● Exercise:
Every line of the material that follows must be printed again exactly.

● Task input:
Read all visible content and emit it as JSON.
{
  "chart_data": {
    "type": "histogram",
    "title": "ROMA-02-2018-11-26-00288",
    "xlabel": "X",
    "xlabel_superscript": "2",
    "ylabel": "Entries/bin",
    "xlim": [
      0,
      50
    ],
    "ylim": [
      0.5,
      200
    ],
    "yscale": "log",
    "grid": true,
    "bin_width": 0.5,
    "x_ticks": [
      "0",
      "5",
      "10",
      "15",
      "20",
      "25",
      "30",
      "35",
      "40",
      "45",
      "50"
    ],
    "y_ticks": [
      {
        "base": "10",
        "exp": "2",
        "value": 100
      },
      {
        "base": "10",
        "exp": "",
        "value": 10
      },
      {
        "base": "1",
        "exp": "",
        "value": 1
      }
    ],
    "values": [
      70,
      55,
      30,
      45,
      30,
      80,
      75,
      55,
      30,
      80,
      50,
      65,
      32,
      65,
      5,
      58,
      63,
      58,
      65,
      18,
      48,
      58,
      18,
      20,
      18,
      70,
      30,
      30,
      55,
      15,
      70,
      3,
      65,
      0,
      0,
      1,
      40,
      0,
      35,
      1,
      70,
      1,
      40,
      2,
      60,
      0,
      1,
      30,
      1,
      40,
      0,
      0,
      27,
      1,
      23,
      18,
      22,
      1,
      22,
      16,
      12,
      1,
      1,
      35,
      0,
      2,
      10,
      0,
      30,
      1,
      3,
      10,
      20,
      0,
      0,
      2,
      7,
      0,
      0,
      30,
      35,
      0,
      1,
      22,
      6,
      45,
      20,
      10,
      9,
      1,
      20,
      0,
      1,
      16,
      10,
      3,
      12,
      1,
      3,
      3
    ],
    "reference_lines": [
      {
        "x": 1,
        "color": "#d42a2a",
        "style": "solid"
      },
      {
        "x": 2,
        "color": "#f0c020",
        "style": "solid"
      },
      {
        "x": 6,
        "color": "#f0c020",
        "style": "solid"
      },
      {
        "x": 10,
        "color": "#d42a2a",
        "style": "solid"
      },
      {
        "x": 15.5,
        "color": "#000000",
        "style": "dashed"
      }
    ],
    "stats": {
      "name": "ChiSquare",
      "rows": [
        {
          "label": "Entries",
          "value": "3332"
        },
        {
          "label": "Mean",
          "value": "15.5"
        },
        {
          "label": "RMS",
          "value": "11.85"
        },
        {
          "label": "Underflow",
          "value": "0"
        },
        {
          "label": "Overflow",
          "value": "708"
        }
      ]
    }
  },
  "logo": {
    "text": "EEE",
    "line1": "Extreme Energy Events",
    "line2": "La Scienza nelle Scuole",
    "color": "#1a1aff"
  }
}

● Exercise result:
Read all visible content and emit it as JSON.
{
  "chart_data": {
    "type": "histogram",
    "title": "ROMA-02-2018-11-26-00288",
    "xlabel": "X",
    "xlabel_superscript": "2",
    "ylabel": "Entries/bin",
    "xlim": [
      0,
      50
    ],
    "ylim": [
      0.5,
      200
    ],
    "yscale": "log",
    "grid": true,
    "bin_width": 0.5,
    "x_ticks": [
      "0",
      "5",
      "10",
      "15",
      "20",
      "25",
      "30",
      "35",
      "40",
      "45",
      "50"
    ],
    "y_ticks": [
      {
        "base": "10",
        "exp": "2",
        "value": 100
      },
      {
        "base": "10",
        "exp": "",
        "value": 10
      },
      {
        "base": "1",
        "exp": "",
        "value": 1
      }
    ],
    "values": [
      70,
      55,
      30,
      45,
      30,
      80,
      75,
      55,
      30,
      80,
      50,
      65,
      32,
      65,
      5,
      58,
      63,
      58,
      65,
      18,
      48,
      58,
      18,
      20,
      18,
      70,
      30,
      30,
      55,
      15,
      70,
      3,
      65,
      0,
      0,
      1,
      40,
      0,
      35,
      1,
      70,
      1,
      40,
      2,
      60,
      0,
      1,
      30,
      1,
      40,
      0,
      0,
      27,
      1,
      23,
      18,
      22,
      1,
      22,
      16,
      12,
      1,
      1,
      35,
      0,
      2,
      10,
      0,
      30,
      1,
      3,
      10,
      20,
      0,
      0,
      2,
      7,
      0,
      0,
      30,
      35,
      0,
      1,
      22,
      6,
      45,
      20,
      10,
      9,
      1,
      20,
      0,
      1,
      16,
      10,
      3,
      12,
      1,
      3,
      3
    ],
    "reference_lines": [
      {
        "x": 1,
        "color": "#d42a2a",
        "style": "solid"
      },
      {
        "x": 2,
        "color": "#f0c020",
        "style": "solid"
      },
      {
        "x": 6,
        "color": "#f0c020",
        "style": "solid"
      },
      {
        "x": 10,
        "color": "#d42a2a",
        "style": "solid"
      },
      {
        "x": 15.5,
        "color": "#000000",
        "style": "dashed"
      }
    ],
    "stats": {
      "name": "ChiSquare",
      "rows": [
        {
          "label": "Entries",
          "value": "3332"
        },
        {
          "label": "Mean",
          "value": "15.5"
        },
        {
          "label": "RMS",
          "value": "11.85"
        },
        {
          "label": "Underflow",
          "value": "0"
        },
        {
          "label": "Overflow",
          "value": "708"
        }
      ]
    }
  },
  "logo": {
    "text": "EEE",
    "line1": "Extreme Energy Events",
    "line2": "La Scienza nelle Scuole",
    "color": "#1a1aff"
  }
}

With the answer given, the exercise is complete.